**The task:**
Write out each line exactly as given. Leave the pictures out of your copy.

Excerpts from a figure dataset:

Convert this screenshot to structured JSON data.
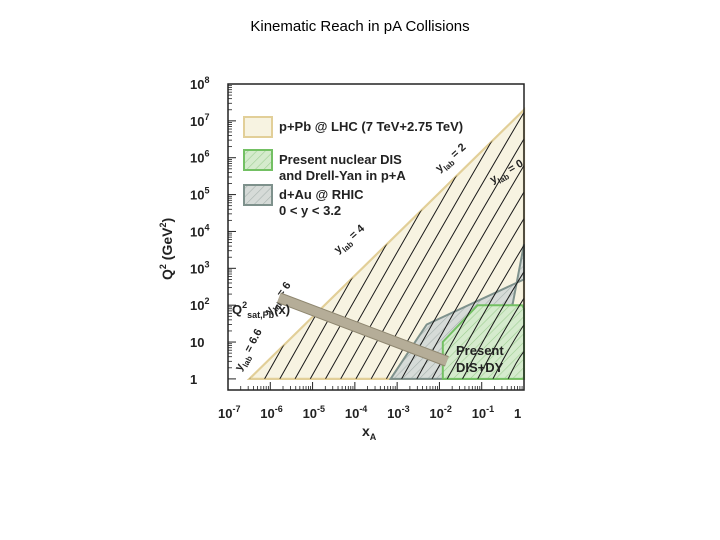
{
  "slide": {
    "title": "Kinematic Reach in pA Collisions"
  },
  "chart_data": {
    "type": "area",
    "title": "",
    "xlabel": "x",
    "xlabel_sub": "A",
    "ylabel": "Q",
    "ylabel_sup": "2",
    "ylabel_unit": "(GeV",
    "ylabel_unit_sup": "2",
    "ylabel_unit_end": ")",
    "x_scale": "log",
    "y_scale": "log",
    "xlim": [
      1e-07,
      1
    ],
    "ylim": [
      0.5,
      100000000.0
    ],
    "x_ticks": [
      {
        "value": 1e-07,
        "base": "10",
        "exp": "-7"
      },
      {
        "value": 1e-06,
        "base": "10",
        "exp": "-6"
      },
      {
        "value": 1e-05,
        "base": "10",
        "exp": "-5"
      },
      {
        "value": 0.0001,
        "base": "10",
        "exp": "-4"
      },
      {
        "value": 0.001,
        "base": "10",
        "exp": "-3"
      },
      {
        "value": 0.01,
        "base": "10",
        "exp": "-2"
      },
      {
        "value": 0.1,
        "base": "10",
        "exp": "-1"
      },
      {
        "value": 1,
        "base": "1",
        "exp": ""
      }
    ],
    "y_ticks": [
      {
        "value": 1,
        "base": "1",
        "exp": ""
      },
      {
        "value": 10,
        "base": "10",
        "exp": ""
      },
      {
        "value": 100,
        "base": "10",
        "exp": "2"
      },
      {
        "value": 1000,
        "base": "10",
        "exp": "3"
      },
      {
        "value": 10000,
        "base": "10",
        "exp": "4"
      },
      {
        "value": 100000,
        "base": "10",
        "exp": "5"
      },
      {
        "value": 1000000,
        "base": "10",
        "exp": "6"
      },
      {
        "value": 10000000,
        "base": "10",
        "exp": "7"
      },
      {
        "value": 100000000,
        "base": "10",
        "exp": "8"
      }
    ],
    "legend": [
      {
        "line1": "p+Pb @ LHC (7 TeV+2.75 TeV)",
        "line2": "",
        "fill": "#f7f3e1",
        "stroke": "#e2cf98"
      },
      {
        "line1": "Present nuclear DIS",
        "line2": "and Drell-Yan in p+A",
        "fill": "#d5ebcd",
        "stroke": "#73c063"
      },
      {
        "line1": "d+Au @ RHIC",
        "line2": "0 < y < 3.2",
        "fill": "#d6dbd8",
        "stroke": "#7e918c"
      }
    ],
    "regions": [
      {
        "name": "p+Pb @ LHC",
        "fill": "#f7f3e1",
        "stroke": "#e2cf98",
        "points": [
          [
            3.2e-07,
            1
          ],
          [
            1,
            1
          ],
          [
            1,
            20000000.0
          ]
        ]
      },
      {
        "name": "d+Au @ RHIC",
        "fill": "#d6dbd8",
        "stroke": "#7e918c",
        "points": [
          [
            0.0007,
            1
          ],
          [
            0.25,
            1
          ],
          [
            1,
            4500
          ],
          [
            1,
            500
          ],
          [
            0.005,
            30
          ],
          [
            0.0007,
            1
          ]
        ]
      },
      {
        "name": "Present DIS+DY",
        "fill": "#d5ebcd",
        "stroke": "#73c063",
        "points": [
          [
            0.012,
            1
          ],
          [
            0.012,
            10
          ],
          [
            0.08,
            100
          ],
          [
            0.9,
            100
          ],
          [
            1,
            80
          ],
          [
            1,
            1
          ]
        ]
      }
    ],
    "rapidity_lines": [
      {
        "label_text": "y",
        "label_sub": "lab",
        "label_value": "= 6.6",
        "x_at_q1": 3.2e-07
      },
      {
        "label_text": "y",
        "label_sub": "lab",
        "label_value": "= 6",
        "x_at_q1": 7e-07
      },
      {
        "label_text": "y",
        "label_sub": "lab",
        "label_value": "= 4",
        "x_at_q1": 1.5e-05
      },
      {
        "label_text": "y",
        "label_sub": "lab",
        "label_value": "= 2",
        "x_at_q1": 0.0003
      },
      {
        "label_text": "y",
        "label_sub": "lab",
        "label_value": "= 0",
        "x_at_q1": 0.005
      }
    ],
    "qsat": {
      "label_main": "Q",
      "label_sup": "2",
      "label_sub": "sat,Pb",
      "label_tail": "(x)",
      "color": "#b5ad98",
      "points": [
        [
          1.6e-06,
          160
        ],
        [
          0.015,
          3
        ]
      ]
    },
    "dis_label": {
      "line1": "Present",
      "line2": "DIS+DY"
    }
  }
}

**Full solution:**
Convert this screenshot to structured JSON data.
{
  "slide": {
    "title": "Kinematic Reach in pA Collisions"
  },
  "chart_data": {
    "type": "area",
    "title": "",
    "xlabel": "x",
    "xlabel_sub": "A",
    "ylabel": "Q",
    "ylabel_sup": "2",
    "ylabel_unit": "(GeV",
    "ylabel_unit_sup": "2",
    "ylabel_unit_end": ")",
    "x_scale": "log",
    "y_scale": "log",
    "xlim": [
      1e-07,
      1
    ],
    "ylim": [
      0.5,
      100000000.0
    ],
    "x_ticks": [
      {
        "value": 1e-07,
        "base": "10",
        "exp": "-7"
      },
      {
        "value": 1e-06,
        "base": "10",
        "exp": "-6"
      },
      {
        "value": 1e-05,
        "base": "10",
        "exp": "-5"
      },
      {
        "value": 0.0001,
        "base": "10",
        "exp": "-4"
      },
      {
        "value": 0.001,
        "base": "10",
        "exp": "-3"
      },
      {
        "value": 0.01,
        "base": "10",
        "exp": "-2"
      },
      {
        "value": 0.1,
        "base": "10",
        "exp": "-1"
      },
      {
        "value": 1,
        "base": "1",
        "exp": ""
      }
    ],
    "y_ticks": [
      {
        "value": 1,
        "base": "1",
        "exp": ""
      },
      {
        "value": 10,
        "base": "10",
        "exp": ""
      },
      {
        "value": 100,
        "base": "10",
        "exp": "2"
      },
      {
        "value": 1000,
        "base": "10",
        "exp": "3"
      },
      {
        "value": 10000,
        "base": "10",
        "exp": "4"
      },
      {
        "value": 100000,
        "base": "10",
        "exp": "5"
      },
      {
        "value": 1000000,
        "base": "10",
        "exp": "6"
      },
      {
        "value": 10000000,
        "base": "10",
        "exp": "7"
      },
      {
        "value": 100000000,
        "base": "10",
        "exp": "8"
      }
    ],
    "legend": [
      {
        "line1": "p+Pb @ LHC (7 TeV+2.75 TeV)",
        "line2": "",
        "fill": "#f7f3e1",
        "stroke": "#e2cf98"
      },
      {
        "line1": "Present nuclear DIS",
        "line2": "and Drell-Yan in p+A",
        "fill": "#d5ebcd",
        "stroke": "#73c063"
      },
      {
        "line1": "d+Au @ RHIC",
        "line2": "0 < y < 3.2",
        "fill": "#d6dbd8",
        "stroke": "#7e918c"
      }
    ],
    "regions": [
      {
        "name": "p+Pb @ LHC",
        "fill": "#f7f3e1",
        "stroke": "#e2cf98",
        "points": [
          [
            3.2e-07,
            1
          ],
          [
            1,
            1
          ],
          [
            1,
            20000000.0
          ]
        ]
      },
      {
        "name": "d+Au @ RHIC",
        "fill": "#d6dbd8",
        "stroke": "#7e918c",
        "points": [
          [
            0.0007,
            1
          ],
          [
            0.25,
            1
          ],
          [
            1,
            4500
          ],
          [
            1,
            500
          ],
          [
            0.005,
            30
          ],
          [
            0.0007,
            1
          ]
        ]
      },
      {
        "name": "Present DIS+DY",
        "fill": "#d5ebcd",
        "stroke": "#73c063",
        "points": [
          [
            0.012,
            1
          ],
          [
            0.012,
            10
          ],
          [
            0.08,
            100
          ],
          [
            0.9,
            100
          ],
          [
            1,
            80
          ],
          [
            1,
            1
          ]
        ]
      }
    ],
    "rapidity_lines": [
      {
        "label_text": "y",
        "label_sub": "lab",
        "label_value": "= 6.6",
        "x_at_q1": 3.2e-07
      },
      {
        "label_text": "y",
        "label_sub": "lab",
        "label_value": "= 6",
        "x_at_q1": 7e-07
      },
      {
        "label_text": "y",
        "label_sub": "lab",
        "label_value": "= 4",
        "x_at_q1": 1.5e-05
      },
      {
        "label_text": "y",
        "label_sub": "lab",
        "label_value": "= 2",
        "x_at_q1": 0.0003
      },
      {
        "label_text": "y",
        "label_sub": "lab",
        "label_value": "= 0",
        "x_at_q1": 0.005
      }
    ],
    "qsat": {
      "label_main": "Q",
      "label_sup": "2",
      "label_sub": "sat,Pb",
      "label_tail": "(x)",
      "color": "#b5ad98",
      "points": [
        [
          1.6e-06,
          160
        ],
        [
          0.015,
          3
        ]
      ]
    },
    "dis_label": {
      "line1": "Present",
      "line2": "DIS+DY"
    }
  }
}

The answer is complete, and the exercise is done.